Task statement
Select all lines in the records that include "visits".

Records provided

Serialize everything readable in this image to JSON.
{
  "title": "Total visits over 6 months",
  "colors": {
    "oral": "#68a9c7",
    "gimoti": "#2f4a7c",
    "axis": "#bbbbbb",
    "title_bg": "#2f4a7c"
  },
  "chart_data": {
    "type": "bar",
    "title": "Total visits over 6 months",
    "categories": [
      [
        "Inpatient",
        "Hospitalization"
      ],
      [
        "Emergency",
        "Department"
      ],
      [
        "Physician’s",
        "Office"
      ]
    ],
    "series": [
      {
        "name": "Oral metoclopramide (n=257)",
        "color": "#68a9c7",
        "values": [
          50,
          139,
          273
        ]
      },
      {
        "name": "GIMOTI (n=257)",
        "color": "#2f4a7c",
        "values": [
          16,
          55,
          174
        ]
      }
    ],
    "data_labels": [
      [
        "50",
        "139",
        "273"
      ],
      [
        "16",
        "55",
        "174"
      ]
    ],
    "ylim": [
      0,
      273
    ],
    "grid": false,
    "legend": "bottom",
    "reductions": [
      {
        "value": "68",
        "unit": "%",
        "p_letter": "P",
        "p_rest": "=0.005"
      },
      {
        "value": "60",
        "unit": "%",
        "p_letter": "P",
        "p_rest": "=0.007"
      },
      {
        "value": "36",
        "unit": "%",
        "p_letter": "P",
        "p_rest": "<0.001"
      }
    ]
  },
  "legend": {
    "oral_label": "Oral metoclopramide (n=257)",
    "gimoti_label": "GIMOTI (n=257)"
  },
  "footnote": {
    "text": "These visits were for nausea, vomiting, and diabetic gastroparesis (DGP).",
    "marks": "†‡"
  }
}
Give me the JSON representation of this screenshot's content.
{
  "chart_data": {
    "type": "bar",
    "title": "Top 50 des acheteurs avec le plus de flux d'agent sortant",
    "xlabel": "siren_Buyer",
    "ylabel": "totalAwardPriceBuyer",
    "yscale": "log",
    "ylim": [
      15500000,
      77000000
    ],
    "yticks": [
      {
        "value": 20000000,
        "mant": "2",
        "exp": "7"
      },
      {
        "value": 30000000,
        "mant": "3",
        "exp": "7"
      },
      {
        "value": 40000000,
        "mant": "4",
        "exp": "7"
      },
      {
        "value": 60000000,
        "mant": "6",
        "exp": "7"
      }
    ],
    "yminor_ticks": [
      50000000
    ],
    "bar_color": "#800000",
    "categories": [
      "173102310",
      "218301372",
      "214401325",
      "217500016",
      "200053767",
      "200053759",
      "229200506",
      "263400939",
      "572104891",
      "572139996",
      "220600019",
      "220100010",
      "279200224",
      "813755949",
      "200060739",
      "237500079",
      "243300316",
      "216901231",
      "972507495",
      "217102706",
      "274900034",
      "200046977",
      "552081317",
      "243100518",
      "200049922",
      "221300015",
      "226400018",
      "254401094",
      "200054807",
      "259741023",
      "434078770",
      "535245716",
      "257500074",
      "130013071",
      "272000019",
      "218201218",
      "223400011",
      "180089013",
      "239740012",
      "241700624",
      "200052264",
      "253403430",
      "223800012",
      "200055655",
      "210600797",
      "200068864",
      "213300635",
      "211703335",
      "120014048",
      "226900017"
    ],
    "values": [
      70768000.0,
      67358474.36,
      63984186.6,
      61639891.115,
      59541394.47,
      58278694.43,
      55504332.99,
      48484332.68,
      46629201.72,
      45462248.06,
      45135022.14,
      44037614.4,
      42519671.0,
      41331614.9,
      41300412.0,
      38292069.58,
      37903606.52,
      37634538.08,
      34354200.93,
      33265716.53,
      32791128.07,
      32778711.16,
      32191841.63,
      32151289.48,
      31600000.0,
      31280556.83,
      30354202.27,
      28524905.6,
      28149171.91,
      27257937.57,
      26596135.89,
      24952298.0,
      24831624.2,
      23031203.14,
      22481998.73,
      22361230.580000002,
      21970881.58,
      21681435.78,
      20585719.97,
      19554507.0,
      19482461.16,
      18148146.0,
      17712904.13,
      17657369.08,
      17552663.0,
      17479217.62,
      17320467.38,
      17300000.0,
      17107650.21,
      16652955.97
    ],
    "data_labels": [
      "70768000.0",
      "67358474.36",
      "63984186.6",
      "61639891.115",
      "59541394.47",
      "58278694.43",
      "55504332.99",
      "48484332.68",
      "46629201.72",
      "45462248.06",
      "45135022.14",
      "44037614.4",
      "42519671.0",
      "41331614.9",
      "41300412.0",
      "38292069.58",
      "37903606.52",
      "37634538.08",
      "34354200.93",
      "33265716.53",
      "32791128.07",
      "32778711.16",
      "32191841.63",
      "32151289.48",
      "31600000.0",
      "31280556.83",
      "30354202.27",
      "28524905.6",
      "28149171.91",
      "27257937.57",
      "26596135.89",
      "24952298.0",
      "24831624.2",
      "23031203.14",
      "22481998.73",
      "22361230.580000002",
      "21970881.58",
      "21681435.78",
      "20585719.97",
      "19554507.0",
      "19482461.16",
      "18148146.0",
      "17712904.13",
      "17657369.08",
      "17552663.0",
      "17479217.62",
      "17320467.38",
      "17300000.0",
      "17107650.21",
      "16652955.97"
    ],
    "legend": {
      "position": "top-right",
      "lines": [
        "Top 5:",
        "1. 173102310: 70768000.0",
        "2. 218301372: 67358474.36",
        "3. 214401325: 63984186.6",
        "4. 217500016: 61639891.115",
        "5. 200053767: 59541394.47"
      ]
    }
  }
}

Full solution
  "title": "Total visits over 6 months",
    "title": "Total visits over 6 months",
    "text": "These visits were for nausea, vomiting, and diabetic gastroparesis (DGP).",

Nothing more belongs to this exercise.